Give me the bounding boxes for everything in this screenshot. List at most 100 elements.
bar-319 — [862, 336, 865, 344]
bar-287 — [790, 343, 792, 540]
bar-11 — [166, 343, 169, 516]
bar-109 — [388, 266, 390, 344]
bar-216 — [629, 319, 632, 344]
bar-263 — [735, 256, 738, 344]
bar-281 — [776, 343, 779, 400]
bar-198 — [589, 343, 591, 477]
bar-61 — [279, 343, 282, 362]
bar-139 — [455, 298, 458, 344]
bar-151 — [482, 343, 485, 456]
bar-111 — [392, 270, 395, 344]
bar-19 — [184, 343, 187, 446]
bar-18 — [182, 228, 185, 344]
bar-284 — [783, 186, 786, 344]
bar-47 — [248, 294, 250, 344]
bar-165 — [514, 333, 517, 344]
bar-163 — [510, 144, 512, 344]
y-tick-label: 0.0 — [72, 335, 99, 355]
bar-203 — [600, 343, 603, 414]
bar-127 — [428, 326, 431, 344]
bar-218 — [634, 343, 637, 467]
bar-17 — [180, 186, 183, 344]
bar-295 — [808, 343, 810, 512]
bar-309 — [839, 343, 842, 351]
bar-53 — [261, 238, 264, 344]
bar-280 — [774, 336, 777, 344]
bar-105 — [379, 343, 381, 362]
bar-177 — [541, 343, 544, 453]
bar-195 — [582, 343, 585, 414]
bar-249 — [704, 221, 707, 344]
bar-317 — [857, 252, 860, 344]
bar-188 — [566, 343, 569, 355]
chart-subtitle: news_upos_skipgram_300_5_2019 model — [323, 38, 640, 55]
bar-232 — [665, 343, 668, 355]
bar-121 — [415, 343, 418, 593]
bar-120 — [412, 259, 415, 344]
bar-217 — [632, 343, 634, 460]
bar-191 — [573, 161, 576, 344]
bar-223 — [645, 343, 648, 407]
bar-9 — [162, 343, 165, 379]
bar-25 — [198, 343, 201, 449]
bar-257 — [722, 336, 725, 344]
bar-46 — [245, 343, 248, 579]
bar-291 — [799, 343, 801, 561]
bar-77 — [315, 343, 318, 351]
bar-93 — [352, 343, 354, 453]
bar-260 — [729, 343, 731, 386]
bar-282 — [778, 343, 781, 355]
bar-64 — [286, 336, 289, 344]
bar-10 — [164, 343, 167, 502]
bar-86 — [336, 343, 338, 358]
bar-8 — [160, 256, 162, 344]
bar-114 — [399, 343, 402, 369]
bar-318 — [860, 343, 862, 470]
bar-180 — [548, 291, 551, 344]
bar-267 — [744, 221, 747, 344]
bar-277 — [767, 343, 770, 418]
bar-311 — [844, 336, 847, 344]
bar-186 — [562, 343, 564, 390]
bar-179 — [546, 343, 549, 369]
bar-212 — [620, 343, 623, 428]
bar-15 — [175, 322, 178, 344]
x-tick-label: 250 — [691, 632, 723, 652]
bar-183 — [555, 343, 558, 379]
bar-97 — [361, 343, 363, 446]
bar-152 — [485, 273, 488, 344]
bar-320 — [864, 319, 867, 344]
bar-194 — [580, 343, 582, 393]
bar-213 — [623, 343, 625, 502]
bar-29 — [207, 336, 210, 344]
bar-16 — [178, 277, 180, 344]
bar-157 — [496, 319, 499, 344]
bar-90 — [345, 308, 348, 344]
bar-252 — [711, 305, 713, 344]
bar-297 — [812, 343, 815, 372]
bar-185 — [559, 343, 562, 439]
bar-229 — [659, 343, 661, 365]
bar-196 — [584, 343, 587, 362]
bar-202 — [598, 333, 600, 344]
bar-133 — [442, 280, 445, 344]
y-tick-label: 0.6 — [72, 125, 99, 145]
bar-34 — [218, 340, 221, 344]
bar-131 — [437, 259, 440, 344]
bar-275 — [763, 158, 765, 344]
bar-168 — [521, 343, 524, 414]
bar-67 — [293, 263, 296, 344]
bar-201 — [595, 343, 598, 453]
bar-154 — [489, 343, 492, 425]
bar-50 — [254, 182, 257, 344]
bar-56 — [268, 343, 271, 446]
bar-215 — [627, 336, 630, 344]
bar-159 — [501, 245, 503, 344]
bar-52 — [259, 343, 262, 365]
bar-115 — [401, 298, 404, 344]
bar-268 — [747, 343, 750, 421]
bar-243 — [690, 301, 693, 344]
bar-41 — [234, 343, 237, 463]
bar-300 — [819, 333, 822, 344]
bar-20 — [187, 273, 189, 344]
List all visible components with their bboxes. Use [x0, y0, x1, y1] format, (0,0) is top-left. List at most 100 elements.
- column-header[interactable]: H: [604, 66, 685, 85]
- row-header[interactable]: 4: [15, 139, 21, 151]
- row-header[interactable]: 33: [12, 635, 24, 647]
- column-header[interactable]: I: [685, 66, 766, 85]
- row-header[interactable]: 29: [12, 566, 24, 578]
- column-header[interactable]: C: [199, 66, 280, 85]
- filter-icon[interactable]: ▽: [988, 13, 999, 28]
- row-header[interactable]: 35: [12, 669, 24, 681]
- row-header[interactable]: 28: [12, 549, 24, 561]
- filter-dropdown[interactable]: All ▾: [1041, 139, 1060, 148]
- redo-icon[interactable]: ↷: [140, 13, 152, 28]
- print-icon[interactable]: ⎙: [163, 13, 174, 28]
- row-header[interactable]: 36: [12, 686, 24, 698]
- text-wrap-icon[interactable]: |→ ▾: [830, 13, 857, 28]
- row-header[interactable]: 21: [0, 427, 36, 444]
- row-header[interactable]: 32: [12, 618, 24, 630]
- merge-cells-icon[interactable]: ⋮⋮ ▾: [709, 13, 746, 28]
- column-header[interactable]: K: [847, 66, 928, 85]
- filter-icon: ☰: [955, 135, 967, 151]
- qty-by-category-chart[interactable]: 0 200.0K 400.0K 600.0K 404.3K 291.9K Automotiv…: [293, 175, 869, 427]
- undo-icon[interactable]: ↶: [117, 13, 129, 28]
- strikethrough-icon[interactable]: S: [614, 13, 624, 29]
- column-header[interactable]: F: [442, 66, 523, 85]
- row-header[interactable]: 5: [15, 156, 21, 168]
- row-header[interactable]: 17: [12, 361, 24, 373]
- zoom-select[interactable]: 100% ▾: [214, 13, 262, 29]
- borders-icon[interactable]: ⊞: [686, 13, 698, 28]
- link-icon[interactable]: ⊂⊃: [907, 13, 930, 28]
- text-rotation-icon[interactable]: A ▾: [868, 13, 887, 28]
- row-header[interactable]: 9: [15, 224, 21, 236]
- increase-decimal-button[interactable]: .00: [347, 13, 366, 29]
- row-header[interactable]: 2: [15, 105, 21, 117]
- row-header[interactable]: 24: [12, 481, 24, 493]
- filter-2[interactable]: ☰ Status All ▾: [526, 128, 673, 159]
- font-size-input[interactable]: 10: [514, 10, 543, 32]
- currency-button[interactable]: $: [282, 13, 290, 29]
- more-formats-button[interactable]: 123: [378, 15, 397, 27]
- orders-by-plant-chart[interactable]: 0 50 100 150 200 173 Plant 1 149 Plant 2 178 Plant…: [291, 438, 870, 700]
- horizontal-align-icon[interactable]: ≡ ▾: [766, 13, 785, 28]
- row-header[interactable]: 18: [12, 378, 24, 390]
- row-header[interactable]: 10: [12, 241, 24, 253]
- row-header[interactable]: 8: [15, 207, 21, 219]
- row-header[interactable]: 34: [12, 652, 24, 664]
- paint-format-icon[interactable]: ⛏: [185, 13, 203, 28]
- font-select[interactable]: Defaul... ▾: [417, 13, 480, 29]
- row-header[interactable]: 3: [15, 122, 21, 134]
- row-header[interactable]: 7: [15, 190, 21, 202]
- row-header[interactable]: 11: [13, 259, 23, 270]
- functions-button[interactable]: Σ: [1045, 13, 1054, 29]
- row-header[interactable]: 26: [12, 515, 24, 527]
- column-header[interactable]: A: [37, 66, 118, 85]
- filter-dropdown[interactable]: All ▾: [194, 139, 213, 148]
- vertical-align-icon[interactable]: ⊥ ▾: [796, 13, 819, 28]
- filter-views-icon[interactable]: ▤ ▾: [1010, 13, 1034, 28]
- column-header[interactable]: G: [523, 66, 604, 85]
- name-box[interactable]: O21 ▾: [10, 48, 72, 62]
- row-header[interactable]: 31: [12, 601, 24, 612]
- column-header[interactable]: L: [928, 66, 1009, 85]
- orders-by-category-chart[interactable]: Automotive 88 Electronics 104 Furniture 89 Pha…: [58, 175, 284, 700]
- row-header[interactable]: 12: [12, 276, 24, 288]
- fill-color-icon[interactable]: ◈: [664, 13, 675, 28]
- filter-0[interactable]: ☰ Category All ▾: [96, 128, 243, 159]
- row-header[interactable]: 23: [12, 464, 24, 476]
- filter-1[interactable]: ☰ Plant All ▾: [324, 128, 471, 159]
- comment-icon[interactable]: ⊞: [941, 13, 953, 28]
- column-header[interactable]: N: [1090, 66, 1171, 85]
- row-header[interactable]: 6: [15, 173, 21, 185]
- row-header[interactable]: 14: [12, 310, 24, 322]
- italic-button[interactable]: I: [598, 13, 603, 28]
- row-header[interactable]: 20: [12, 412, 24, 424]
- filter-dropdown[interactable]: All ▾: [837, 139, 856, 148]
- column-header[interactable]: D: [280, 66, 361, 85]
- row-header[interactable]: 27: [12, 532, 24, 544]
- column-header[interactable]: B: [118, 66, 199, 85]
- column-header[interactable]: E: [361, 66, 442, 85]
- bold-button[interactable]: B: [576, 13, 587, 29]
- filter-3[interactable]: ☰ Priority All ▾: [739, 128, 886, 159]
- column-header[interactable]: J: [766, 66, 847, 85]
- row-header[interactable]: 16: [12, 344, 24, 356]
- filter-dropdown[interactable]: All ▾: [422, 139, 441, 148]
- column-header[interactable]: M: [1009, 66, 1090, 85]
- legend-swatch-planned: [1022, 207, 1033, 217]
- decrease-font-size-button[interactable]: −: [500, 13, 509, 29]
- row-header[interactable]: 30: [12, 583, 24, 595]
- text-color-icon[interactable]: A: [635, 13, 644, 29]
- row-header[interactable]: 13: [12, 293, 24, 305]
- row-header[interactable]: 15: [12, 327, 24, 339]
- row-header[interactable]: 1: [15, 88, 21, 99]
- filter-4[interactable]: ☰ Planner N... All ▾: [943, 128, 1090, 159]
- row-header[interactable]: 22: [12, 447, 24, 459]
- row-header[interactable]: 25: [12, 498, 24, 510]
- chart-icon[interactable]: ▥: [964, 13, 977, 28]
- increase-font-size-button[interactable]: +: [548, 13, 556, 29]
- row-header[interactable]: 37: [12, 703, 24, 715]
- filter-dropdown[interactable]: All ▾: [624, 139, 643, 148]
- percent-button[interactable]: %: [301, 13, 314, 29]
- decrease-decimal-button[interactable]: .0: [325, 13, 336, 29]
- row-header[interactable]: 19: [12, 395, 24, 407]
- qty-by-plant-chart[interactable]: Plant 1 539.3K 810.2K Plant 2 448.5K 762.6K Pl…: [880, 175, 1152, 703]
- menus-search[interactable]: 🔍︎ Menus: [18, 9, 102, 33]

· · ·

TASK BRIEF> Quote everything from the first of the lines above down to the line containing "bar-216 — [629, 319, 632, 344]", with both of those lines included.

OUTPUT OF THE EXERCISE>
Give me the bounding boxes for everything in this screenshot. List at most 100 elements.
bar-319 — [862, 336, 865, 344]
bar-287 — [790, 343, 792, 540]
bar-11 — [166, 343, 169, 516]
bar-109 — [388, 266, 390, 344]
bar-216 — [629, 319, 632, 344]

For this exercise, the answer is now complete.